### JOB
Please reproduce the data below word for word, keeping every line unchanged.

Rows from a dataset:
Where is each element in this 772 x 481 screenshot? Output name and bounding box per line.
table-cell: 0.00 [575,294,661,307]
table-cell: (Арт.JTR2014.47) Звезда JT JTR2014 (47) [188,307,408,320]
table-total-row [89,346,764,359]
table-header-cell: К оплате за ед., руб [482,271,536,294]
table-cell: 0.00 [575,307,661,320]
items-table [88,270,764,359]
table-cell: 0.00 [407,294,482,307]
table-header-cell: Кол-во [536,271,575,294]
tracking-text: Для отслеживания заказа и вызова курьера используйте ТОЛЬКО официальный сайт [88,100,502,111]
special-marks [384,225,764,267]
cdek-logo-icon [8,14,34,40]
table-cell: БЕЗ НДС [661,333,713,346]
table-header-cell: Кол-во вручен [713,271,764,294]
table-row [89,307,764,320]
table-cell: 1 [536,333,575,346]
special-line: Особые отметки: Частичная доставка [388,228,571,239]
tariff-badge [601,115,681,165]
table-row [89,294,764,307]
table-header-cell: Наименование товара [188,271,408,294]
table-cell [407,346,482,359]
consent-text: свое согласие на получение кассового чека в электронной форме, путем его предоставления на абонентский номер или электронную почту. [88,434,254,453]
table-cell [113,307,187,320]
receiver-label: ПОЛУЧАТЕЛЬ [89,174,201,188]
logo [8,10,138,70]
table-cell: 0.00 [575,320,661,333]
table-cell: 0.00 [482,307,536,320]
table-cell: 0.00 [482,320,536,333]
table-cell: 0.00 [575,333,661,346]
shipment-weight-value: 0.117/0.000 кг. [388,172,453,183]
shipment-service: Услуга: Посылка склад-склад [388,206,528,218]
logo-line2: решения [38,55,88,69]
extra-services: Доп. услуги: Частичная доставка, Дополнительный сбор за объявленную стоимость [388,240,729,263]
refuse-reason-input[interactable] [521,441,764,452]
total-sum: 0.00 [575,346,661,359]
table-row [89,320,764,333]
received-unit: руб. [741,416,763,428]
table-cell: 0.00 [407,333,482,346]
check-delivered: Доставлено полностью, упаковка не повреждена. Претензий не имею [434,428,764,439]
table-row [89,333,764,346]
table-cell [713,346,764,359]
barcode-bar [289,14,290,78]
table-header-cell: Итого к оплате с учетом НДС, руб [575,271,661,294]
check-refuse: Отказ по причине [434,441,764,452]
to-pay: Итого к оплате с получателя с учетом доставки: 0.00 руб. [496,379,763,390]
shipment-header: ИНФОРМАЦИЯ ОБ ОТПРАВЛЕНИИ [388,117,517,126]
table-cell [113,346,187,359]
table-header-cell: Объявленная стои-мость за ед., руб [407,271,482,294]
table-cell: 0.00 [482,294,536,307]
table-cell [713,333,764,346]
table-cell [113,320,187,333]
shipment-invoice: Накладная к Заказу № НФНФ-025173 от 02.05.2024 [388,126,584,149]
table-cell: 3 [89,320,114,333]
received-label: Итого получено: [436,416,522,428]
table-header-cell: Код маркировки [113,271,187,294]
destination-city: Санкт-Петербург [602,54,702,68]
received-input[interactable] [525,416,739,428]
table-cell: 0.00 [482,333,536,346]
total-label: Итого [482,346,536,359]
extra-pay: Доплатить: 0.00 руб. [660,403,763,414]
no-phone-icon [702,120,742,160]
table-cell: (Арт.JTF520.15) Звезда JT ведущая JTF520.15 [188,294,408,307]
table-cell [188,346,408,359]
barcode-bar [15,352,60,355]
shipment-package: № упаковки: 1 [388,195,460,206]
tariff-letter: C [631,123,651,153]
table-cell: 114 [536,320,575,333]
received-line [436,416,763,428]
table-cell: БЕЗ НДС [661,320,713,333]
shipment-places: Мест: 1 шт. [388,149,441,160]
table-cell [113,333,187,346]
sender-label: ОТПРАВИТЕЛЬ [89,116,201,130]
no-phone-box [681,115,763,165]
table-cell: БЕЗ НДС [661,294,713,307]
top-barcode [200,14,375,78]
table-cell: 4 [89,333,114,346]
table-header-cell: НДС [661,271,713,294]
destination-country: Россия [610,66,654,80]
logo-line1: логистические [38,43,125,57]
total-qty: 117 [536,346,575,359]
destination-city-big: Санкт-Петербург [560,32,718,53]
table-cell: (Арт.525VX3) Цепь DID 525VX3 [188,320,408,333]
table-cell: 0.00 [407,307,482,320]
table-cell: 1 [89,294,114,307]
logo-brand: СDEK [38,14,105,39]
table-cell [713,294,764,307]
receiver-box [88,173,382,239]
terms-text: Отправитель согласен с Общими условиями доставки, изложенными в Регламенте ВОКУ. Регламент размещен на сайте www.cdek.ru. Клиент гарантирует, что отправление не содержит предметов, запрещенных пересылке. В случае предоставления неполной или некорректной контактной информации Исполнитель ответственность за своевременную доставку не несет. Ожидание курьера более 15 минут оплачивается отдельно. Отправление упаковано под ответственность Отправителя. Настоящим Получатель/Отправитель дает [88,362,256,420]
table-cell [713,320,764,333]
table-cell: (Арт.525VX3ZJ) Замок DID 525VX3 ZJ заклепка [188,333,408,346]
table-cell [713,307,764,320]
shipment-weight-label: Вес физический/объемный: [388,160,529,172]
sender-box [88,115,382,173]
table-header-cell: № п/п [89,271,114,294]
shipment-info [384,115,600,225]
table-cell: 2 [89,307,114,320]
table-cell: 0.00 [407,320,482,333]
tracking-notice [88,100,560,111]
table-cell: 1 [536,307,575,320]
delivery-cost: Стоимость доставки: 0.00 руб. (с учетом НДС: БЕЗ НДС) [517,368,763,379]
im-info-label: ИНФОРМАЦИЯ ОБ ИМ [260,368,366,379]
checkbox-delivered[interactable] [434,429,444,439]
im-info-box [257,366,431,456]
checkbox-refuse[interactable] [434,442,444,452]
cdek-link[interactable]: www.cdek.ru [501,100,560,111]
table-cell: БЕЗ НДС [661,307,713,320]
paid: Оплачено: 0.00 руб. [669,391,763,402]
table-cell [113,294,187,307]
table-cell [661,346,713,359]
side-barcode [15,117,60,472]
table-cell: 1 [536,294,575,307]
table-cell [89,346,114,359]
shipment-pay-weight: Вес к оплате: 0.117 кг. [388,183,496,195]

### EXERCISE ANSWER
Where is each element in this 772 x 481 screenshot? Output name and bounding box per line.
table-cell: 0.00 [575,294,661,307]
table-cell: (Арт.JTR2014.47) Звезда JT JTR2014 (47) [188,307,408,320]
table-total-row [89,346,764,359]
table-header-cell: К оплате за ед., руб [482,271,536,294]
table-cell: 0.00 [575,307,661,320]
items-table [88,270,764,359]
table-cell: 0.00 [407,294,482,307]
table-header-cell: Кол-во [536,271,575,294]
tracking-text: Для отслеживания заказа и вызова курьера используйте ТОЛЬКО официальный сайт [88,100,502,111]
special-marks [384,225,764,267]
cdek-logo-icon [8,14,34,40]
table-cell: БЕЗ НДС [661,333,713,346]
table-header-cell: Кол-во вручен [713,271,764,294]
table-row [89,307,764,320]
table-cell: 1 [536,333,575,346]
special-line: Особые отметки: Частичная доставка [388,228,571,239]
tariff-badge [601,115,681,165]
table-row [89,294,764,307]
table-header-cell: Наименование товара [188,271,408,294]
table-cell [407,346,482,359]
consent-text: свое согласие на получение кассового чека в электронной форме, путем его предоставления на абонентский номер или электронную почту. [88,434,254,453]
table-cell [113,307,187,320]
receiver-label: ПОЛУЧАТЕЛЬ [89,174,201,188]
logo [8,10,138,70]
table-cell: 0.00 [575,320,661,333]
table-cell: 0.00 [482,307,536,320]
table-cell: 0.00 [482,320,536,333]
table-cell: 0.00 [575,333,661,346]
shipment-weight-value: 0.117/0.000 кг. [388,172,453,183]
shipment-service: Услуга: Посылка склад-склад [388,206,528,218]
logo-line2: решения [38,55,88,69]
extra-services: Доп. услуги: Частичная доставка, Дополнительный сбор за объявленную стоимость [388,240,729,263]
refuse-reason-input[interactable] [521,441,764,452]
total-sum: 0.00 [575,346,661,359]
table-row [89,320,764,333]
received-unit: руб. [741,416,763,428]
table-cell: 0.00 [407,333,482,346]
check-delivered: Доставлено полностью, упаковка не повреждена. Претензий не имею [434,428,764,439]
table-row [89,333,764,346]
table-cell [713,346,764,359]
barcode-bar [289,14,290,78]
table-header-cell: Итого к оплате с учетом НДС, руб [575,271,661,294]
check-refuse: Отказ по причине [434,441,764,452]
to-pay: Итого к оплате с получателя с учетом доставки: 0.00 руб. [496,379,763,390]
shipment-header: ИНФОРМАЦИЯ ОБ ОТПРАВЛЕНИИ [388,117,517,126]
table-cell [113,346,187,359]
table-header-cell: Объявленная стои-мость за ед., руб [407,271,482,294]
table-cell: 0.00 [482,294,536,307]
table-cell [713,333,764,346]
table-cell [113,320,187,333]
shipment-invoice: Накладная к Заказу № НФНФ-025173 от 02.05.2024 [388,126,584,149]
table-cell: 3 [89,320,114,333]
received-label: Итого получено: [436,416,522,428]
table-header-cell: Код маркировки [113,271,187,294]
destination-city: Санкт-Петербург [602,54,702,68]
received-input[interactable] [525,416,739,428]
table-cell: 0.00 [482,333,536,346]
total-label: Итого [482,346,536,359]
extra-pay: Доплатить: 0.00 руб. [660,403,763,414]
no-phone-icon [702,120,742,160]
table-cell: (Арт.JTF520.15) Звезда JT ведущая JTF520.15 [188,294,408,307]
table-cell [188,346,408,359]
barcode-bar [15,352,60,355]
shipment-package: № упаковки: 1 [388,195,460,206]
tariff-letter: C [631,123,651,153]
table-cell: 114 [536,320,575,333]
received-line [436,416,763,428]
table-cell: БЕЗ НДС [661,320,713,333]
shipment-places: Мест: 1 шт. [388,149,441,160]
table-cell [113,333,187,346]
sender-label: ОТПРАВИТЕЛЬ [89,116,201,130]
no-phone-box [681,115,763,165]
table-cell: БЕЗ НДС [661,294,713,307]
top-barcode [200,14,375,78]
table-cell: 4 [89,333,114,346]
table-header-cell: НДС [661,271,713,294]
destination-country: Россия [610,66,654,80]
logo-line1: логистические [38,43,125,57]
total-qty: 117 [536,346,575,359]
destination-city-big: Санкт-Петербург [560,32,718,53]
table-cell: (Арт.525VX3) Цепь DID 525VX3 [188,320,408,333]
table-cell: 0.00 [407,307,482,320]
table-cell: 1 [89,294,114,307]
logo-brand: СDEK [38,14,105,39]
table-cell [713,294,764,307]
receiver-box [88,173,382,239]
terms-text: Отправитель согласен с Общими условиями доставки, изложенными в Регламенте ВОКУ. Регламент размещен на сайте www.cdek.ru. Клиент гарантирует, что отправление не содержит предметов, запрещенных пересылке. В случае предоставления неполной или некорректной контактной информации Исполнитель ответственность за своевременную доставку не несет. Ожидание курьера более 15 минут оплачивается отдельно. Отправление упаковано под ответственность Отправителя. Настоящим Получатель/Отправитель дает [88,362,256,420]
table-cell [713,320,764,333]
table-cell: (Арт.525VX3ZJ) Замок DID 525VX3 ZJ заклепка [188,333,408,346]
table-cell [713,307,764,320]
shipment-weight-label: Вес физический/объемный: [388,160,529,172]
sender-box [88,115,382,173]
table-header-cell: № п/п [89,271,114,294]
shipment-info [384,115,600,225]
table-cell: 2 [89,307,114,320]
table-cell: 0.00 [407,320,482,333]
tracking-notice [88,100,560,111]
table-cell: 1 [536,307,575,320]
delivery-cost: Стоимость доставки: 0.00 руб. (с учетом НДС: БЕЗ НДС) [517,368,763,379]
im-info-label: ИНФОРМАЦИЯ ОБ ИМ [260,368,366,379]
checkbox-delivered[interactable] [434,429,444,439]
im-info-box [257,366,431,456]
checkbox-refuse[interactable] [434,442,444,452]
cdek-link[interactable]: www.cdek.ru [501,100,560,111]
table-cell: БЕЗ НДС [661,307,713,320]
paid: Оплачено: 0.00 руб. [669,391,763,402]
table-cell [113,294,187,307]
table-cell [661,346,713,359]
side-barcode [15,117,60,472]
table-cell: 1 [536,294,575,307]
table-cell [89,346,114,359]
shipment-pay-weight: Вес к оплате: 0.117 кг. [388,183,496,195]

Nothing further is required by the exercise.